┌─ TEXTO FUENTE

La escena y el detrás de escena conviven en un mismo escenario, donde cinco cabezas de caballo en hierro son cargadas por actores de contexturas similares, cuerpos delgados y esbeltos que evocan la elegancia de la fisonomía equina. Presencia ominosa, tan inquietante para el espectador como para los protagonistas, siempre ahí, en el fondo, observándolo todo y haciendo intervenciones esporádicas, como el coro griego que anuncia la tragedia.
No obstante, a pesar de la insistencia en la cuestión, no debe inferirse que los recursos cinematográficos le quitaron verdad teatral a esta puesta. Lejos de eso, las interpretaciones de personajes muy complejos logran subyugar verdaderamente al espectador.
El mundo de Alan se reduce a la religión y la televisión, que ve a escondidas de su padre, quien considera basura a ambas. Sin escuela, sin amigos, sin más relatos que las lecturas que le hace su madre de los pasajes bíblicos (del culposo Antiguo Testamento), el primer encuentro con un caballo le abre una puerta desconocida y allí canaliza su devoción mística y su deseo contenido. En un hogar marcado por la represión, tiene mucho que esconder: la inmoralidad del sexo tiene encima el atormentador estigma de la zoofilia.
Para muchos, es sorprendente el trabajo dramático y físico de la estrella teen que pegó un salto cualitativo con su interpretación de Alex Puccio en El clan, de Pablo Trapero. En Equus, su compromiso con el personaje vuelve un real éxtasis sexual y religioso al rito sagrado de montar a su equino preferido y endiosado, escena en que hombre y caballo se vuelven uno, entre letanías y veneraciones, sobre una música de órganos de iglesia que se vuelven cada vez más descontrolados.

└─
┌─ ENTRADAS DEL CONJUNTO

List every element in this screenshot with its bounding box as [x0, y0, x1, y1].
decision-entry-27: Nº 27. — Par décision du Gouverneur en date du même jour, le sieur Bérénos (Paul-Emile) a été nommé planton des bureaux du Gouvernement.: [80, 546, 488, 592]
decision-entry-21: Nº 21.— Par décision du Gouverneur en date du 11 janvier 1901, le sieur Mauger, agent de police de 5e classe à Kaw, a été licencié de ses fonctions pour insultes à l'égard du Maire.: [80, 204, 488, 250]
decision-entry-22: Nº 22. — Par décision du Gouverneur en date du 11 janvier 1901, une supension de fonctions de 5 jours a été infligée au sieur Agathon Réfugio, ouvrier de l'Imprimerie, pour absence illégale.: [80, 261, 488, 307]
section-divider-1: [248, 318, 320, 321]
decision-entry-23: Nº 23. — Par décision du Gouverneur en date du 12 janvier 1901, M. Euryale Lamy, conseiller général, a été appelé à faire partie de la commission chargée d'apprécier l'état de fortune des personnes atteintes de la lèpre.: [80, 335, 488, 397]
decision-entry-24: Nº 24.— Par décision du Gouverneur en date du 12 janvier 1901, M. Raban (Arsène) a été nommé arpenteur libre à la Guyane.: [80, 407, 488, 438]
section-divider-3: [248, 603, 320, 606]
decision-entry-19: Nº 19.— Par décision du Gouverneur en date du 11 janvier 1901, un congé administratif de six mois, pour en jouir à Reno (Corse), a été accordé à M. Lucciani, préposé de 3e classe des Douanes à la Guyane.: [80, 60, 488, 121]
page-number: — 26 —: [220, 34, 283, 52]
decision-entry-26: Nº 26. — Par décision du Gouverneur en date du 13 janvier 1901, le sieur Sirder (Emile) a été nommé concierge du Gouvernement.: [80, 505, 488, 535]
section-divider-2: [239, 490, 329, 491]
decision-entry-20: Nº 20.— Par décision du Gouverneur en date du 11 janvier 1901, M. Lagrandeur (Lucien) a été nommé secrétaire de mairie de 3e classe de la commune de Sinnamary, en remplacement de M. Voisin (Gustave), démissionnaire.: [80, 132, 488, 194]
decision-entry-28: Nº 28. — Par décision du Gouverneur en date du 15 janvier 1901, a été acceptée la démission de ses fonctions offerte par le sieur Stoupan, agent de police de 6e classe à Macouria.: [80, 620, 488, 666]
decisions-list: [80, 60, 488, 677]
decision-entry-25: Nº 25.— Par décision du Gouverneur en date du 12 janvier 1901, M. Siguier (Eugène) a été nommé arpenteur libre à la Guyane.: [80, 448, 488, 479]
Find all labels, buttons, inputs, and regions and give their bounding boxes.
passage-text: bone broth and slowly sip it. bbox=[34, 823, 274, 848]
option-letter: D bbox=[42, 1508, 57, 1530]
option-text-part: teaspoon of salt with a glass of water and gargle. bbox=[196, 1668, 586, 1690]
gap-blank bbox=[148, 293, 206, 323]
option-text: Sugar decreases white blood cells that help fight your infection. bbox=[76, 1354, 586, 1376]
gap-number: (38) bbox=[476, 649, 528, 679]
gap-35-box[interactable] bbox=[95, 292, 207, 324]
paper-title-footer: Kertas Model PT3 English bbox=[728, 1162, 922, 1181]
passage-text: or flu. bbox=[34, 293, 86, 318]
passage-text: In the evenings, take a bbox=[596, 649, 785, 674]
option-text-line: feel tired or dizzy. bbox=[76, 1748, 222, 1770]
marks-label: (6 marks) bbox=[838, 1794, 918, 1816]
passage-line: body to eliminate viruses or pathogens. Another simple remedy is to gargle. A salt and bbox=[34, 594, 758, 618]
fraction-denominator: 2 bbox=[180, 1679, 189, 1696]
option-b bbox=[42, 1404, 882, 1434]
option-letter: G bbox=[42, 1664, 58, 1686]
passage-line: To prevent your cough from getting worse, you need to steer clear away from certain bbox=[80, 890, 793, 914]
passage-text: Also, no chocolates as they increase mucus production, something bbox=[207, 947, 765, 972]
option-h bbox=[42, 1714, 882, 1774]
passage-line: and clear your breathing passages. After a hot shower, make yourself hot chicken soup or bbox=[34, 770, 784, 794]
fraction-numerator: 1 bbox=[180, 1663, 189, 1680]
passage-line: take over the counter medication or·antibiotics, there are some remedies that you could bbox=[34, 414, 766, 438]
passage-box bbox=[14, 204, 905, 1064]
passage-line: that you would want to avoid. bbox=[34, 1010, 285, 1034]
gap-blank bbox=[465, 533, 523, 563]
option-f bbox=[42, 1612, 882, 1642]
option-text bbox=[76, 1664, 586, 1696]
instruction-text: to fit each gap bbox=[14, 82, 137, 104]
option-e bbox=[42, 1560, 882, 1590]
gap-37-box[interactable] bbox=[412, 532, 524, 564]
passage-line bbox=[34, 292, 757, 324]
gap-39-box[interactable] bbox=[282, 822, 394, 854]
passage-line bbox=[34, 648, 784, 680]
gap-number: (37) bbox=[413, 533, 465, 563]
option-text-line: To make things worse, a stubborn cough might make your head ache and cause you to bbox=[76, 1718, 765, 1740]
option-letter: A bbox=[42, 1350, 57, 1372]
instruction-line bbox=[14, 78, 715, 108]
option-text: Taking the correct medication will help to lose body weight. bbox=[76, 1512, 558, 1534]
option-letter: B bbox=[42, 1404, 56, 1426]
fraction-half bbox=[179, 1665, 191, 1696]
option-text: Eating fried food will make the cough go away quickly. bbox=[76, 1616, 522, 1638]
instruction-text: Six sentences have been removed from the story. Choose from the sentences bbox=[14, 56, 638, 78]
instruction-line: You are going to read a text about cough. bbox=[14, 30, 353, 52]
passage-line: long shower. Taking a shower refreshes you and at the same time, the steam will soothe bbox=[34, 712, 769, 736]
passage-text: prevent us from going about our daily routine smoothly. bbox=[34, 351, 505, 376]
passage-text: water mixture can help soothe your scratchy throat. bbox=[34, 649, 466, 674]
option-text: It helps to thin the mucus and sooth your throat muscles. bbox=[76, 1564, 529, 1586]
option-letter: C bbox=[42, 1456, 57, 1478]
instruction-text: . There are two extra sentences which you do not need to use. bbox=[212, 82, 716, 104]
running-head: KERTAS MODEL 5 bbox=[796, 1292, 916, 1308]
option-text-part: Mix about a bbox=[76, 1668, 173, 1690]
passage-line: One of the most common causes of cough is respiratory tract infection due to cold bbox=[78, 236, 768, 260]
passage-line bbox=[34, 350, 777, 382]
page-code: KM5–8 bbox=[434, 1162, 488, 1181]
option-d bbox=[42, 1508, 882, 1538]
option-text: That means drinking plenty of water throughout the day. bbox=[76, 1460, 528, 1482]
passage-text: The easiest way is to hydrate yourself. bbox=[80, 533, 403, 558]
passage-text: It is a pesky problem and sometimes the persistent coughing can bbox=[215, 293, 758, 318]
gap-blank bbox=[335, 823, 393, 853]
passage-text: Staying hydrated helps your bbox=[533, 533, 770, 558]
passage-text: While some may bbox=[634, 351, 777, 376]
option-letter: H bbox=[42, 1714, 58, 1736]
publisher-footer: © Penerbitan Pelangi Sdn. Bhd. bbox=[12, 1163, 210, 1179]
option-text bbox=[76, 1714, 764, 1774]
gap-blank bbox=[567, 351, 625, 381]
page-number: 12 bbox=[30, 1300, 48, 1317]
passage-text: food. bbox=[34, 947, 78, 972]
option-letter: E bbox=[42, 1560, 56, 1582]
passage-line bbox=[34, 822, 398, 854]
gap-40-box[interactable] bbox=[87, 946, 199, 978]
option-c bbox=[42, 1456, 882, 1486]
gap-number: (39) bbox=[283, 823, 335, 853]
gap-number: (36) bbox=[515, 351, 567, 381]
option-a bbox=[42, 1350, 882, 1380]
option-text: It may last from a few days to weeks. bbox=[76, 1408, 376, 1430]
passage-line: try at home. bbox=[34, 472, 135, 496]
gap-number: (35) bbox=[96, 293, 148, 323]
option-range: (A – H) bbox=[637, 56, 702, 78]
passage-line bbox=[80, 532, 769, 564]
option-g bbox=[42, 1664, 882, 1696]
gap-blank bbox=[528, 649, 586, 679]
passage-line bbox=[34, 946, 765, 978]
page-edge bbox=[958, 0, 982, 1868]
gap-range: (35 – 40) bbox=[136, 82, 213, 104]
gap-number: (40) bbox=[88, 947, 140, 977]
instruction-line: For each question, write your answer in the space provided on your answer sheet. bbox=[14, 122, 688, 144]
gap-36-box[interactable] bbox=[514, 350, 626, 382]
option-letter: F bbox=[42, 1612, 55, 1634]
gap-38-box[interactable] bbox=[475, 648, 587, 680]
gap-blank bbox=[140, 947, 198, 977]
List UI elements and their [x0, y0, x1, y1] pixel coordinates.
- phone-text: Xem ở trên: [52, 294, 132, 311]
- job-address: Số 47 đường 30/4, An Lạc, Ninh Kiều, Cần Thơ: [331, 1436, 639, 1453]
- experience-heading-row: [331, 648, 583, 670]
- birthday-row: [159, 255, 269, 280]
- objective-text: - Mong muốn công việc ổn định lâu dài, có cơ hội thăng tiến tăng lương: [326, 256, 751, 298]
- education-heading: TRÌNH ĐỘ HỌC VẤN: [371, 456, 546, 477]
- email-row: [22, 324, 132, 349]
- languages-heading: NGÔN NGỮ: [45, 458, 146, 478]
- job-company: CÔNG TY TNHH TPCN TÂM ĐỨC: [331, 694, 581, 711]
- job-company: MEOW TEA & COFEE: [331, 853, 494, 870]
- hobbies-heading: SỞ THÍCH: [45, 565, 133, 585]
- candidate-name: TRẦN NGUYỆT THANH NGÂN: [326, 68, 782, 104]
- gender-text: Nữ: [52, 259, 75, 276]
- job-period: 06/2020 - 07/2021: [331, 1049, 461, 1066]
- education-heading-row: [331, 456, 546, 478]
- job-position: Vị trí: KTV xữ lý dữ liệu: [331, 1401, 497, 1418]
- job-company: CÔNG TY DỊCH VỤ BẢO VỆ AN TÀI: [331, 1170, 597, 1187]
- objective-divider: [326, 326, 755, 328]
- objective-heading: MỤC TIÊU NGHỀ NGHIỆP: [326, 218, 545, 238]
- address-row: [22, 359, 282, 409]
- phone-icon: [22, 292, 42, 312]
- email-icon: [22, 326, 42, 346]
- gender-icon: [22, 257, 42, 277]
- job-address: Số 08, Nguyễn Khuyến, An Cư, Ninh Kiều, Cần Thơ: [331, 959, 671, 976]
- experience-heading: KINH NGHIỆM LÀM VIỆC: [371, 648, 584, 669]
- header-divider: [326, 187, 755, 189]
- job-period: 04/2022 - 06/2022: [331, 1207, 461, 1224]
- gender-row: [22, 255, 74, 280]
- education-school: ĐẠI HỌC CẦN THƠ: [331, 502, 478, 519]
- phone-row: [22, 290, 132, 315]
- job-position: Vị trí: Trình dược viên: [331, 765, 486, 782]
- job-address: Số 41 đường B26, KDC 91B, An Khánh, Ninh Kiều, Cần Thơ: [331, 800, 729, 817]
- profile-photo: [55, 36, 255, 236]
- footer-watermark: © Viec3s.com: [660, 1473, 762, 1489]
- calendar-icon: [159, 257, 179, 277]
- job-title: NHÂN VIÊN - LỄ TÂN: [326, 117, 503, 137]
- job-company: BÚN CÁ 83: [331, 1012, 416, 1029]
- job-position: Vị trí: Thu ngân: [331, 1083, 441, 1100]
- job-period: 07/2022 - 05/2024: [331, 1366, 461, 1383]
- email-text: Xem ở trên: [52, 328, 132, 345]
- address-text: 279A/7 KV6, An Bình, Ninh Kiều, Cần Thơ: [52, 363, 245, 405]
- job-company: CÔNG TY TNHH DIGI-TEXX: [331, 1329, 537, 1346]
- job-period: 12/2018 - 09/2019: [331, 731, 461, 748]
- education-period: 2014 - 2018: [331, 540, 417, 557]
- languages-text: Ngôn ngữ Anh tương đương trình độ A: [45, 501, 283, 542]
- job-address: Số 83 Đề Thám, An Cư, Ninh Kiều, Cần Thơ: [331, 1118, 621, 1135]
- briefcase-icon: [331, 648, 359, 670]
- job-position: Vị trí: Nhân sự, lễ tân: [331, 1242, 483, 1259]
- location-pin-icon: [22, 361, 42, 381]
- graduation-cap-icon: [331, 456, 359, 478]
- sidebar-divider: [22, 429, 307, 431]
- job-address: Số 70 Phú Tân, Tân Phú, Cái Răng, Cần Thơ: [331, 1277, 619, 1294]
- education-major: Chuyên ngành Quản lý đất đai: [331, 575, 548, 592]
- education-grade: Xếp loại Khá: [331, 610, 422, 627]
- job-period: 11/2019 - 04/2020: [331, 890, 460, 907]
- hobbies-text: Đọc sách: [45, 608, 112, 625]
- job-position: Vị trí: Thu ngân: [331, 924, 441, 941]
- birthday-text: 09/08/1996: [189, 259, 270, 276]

└─

CONSIGNAS.
1 > Imprime el fragmento del texto sobre Equus que va desde "No obstante, a" hasta "verdaderamente al espectador.", ambos incluidos.
2 > Según el texto sobre Equus, ¿a qué se reduce el mundo de Alan?

RESULTADOS POR CONSIGNA.
1 >
No obstante, a pesar de la insistencia en la cuestión, no debe inferirse que los recursos cinematográficos le quitaron verdad teatral a esta puesta. Lejos de eso, las interpretaciones de personajes muy complejos logran subyugar verdaderamente al espectador.

2 > A la religión y la televisión.